[Start Supplied material]
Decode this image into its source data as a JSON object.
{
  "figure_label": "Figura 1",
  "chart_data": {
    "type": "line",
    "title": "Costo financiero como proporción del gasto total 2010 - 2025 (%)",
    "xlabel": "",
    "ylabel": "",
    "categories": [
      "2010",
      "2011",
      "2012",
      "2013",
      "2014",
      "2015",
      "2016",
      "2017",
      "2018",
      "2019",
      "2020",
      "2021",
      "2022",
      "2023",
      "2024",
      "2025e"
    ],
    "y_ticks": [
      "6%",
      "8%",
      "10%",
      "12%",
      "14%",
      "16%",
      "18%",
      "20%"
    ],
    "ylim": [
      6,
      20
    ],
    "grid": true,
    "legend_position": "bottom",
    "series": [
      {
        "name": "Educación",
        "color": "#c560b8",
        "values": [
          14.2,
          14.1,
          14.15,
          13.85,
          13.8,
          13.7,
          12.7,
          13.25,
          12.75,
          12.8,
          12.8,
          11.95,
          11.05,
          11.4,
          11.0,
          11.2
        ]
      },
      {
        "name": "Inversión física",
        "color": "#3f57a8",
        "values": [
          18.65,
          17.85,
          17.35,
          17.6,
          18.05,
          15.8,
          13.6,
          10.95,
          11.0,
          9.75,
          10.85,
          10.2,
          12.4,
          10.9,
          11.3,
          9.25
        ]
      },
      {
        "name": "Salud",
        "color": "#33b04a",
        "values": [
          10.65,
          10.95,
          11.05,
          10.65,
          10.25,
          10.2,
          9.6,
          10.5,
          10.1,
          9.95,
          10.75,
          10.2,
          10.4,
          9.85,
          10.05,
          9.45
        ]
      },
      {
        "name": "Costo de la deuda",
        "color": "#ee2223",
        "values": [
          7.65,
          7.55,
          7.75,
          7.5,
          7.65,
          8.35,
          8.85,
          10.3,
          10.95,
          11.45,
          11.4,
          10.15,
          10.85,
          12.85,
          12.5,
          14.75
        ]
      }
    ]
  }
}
[End Supplied material]
[Start Supplied material]
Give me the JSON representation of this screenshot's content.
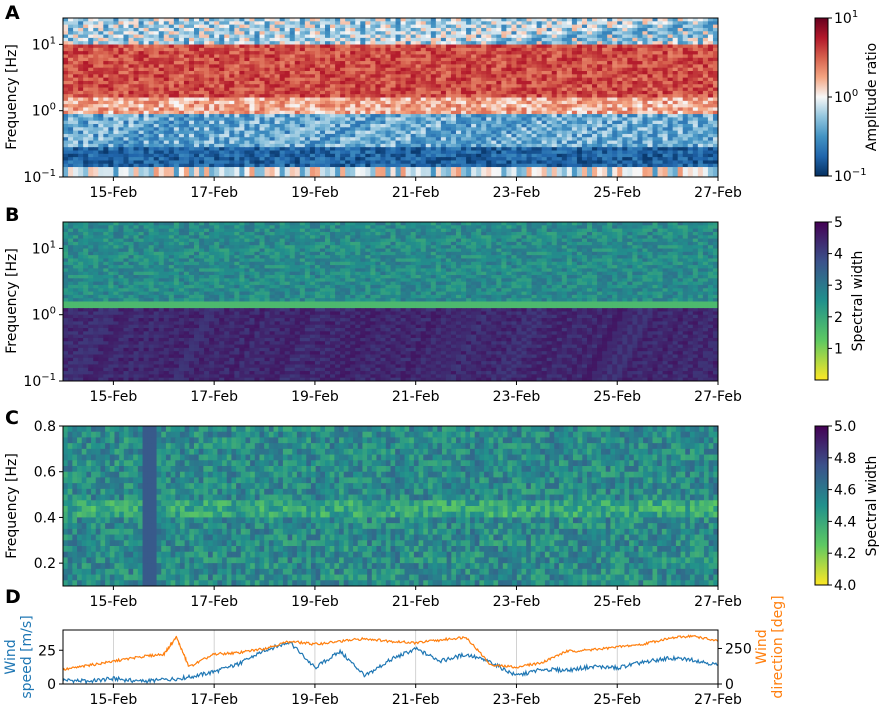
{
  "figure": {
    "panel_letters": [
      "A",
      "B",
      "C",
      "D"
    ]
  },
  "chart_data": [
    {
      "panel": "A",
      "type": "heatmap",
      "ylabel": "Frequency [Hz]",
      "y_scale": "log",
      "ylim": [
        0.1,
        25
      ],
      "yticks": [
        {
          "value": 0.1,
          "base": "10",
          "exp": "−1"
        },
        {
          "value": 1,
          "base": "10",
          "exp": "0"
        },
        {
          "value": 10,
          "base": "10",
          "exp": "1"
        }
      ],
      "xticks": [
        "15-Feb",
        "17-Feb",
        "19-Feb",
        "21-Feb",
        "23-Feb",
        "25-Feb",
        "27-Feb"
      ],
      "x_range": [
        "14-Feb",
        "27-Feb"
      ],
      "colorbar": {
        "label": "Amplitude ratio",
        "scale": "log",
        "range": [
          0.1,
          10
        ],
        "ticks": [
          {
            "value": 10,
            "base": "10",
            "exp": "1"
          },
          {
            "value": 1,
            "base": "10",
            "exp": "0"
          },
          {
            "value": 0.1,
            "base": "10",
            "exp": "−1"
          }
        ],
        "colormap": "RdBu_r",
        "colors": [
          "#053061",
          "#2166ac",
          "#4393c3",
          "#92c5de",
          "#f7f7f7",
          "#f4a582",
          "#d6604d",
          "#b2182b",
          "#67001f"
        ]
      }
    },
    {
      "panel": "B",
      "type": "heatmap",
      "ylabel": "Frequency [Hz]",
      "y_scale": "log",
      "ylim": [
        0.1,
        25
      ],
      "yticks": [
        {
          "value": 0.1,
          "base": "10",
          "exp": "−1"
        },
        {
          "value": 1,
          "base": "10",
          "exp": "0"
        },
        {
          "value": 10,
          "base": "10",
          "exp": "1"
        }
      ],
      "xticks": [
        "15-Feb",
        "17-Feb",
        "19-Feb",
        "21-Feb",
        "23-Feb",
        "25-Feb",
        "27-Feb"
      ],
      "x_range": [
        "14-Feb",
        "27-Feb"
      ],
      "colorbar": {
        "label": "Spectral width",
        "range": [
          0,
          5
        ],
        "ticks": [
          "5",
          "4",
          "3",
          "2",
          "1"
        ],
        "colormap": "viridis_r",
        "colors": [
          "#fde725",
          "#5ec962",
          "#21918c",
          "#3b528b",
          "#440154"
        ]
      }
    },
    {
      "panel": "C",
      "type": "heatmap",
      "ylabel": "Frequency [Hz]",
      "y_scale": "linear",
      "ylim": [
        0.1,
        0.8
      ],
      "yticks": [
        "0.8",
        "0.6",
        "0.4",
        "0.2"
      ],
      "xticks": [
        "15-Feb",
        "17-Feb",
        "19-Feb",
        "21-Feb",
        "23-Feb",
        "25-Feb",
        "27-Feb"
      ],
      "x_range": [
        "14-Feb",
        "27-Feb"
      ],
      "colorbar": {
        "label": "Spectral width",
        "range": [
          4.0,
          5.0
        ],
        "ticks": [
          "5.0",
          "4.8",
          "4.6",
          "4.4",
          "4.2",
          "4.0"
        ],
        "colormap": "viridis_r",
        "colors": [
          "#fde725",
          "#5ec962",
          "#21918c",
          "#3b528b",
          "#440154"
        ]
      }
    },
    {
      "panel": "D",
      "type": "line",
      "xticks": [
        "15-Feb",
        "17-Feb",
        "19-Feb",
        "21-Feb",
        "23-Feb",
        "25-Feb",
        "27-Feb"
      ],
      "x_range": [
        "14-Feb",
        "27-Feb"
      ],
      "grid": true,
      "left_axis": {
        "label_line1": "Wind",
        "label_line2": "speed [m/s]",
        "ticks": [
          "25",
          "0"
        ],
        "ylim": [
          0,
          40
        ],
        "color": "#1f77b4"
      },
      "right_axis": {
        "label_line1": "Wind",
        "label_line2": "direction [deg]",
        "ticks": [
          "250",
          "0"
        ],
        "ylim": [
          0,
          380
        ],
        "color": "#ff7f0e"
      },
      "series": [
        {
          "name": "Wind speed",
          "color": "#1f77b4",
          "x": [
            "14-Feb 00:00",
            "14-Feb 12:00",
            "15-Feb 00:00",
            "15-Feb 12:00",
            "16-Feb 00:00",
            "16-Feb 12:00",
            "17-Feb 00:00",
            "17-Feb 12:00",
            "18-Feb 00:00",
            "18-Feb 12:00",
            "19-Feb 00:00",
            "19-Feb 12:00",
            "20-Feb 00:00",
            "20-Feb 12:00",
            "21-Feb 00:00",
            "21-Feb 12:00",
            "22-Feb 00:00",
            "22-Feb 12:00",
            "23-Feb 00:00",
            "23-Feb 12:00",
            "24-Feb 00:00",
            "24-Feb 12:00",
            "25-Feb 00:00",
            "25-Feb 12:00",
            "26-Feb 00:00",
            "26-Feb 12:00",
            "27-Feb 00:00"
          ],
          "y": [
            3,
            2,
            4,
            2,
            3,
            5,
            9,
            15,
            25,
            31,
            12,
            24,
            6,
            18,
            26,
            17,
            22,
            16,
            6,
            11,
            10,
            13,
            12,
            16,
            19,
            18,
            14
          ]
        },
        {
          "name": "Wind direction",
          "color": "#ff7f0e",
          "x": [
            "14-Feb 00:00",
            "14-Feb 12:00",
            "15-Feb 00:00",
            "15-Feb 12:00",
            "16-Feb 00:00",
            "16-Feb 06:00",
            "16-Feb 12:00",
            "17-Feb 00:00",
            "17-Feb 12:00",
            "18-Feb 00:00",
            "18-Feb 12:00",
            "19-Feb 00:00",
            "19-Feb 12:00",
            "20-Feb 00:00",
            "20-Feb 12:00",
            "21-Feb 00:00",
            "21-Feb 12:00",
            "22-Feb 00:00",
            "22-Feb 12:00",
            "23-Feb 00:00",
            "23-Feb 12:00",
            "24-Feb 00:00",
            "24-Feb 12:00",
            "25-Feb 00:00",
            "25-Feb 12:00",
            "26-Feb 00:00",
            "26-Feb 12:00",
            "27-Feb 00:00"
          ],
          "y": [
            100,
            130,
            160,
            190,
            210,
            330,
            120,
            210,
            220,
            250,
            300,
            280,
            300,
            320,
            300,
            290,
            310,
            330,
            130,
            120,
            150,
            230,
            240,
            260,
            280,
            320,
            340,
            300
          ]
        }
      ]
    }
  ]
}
[End Supplied material]
◆ What the task requires: Search the lines above for the string "name" and copy each line that has it.

◆ Written solution:
        "name": "Educación",
        "name": "Inversión física",
        "name": "Salud",
        "name": "Costo de la deuda",
          "name": "Wind speed",
          "name": "Wind direction",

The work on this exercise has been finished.